#### The data
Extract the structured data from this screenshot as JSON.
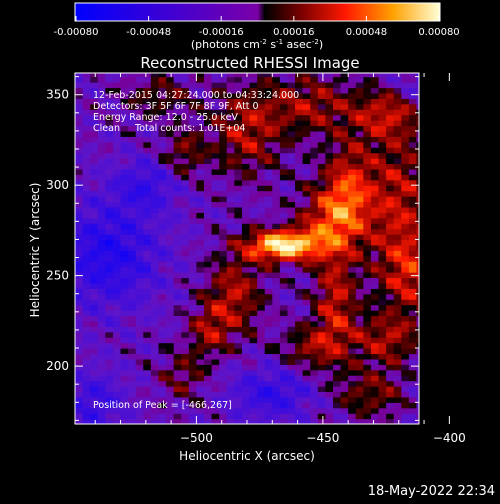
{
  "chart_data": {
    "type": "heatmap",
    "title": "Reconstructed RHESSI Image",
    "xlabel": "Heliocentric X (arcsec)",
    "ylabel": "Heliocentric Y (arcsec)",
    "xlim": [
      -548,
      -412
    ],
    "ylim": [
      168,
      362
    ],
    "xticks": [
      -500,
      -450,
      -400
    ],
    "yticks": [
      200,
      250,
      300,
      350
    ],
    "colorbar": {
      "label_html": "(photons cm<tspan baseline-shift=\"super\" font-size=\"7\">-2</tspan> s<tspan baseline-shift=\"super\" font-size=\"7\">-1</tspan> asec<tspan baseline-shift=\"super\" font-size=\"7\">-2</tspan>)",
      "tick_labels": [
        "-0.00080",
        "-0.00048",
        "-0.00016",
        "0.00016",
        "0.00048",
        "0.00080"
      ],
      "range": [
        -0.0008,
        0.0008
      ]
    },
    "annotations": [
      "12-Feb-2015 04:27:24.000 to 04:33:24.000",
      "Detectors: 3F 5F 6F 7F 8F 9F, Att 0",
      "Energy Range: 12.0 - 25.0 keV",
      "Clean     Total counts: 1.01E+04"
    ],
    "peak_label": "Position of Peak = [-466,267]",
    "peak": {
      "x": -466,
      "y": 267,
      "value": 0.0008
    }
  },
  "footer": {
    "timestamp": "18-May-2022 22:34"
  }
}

#### Your task
Repeat the records in full, exactly as they appear, without the pictures.

#### Response below
Extract the structured data from this screenshot as JSON.
{
  "chart_data": {
    "type": "heatmap",
    "title": "Reconstructed RHESSI Image",
    "xlabel": "Heliocentric X (arcsec)",
    "ylabel": "Heliocentric Y (arcsec)",
    "xlim": [
      -548,
      -412
    ],
    "ylim": [
      168,
      362
    ],
    "xticks": [
      -500,
      -450,
      -400
    ],
    "yticks": [
      200,
      250,
      300,
      350
    ],
    "colorbar": {
      "label_html": "(photons cm<tspan baseline-shift=\"super\" font-size=\"7\">-2</tspan> s<tspan baseline-shift=\"super\" font-size=\"7\">-1</tspan> asec<tspan baseline-shift=\"super\" font-size=\"7\">-2</tspan>)",
      "tick_labels": [
        "-0.00080",
        "-0.00048",
        "-0.00016",
        "0.00016",
        "0.00048",
        "0.00080"
      ],
      "range": [
        -0.0008,
        0.0008
      ]
    },
    "annotations": [
      "12-Feb-2015 04:27:24.000 to 04:33:24.000",
      "Detectors: 3F 5F 6F 7F 8F 9F, Att 0",
      "Energy Range: 12.0 - 25.0 keV",
      "Clean     Total counts: 1.01E+04"
    ],
    "peak_label": "Position of Peak = [-466,267]",
    "peak": {
      "x": -466,
      "y": 267,
      "value": 0.0008
    }
  },
  "footer": {
    "timestamp": "18-May-2022 22:34"
  }
}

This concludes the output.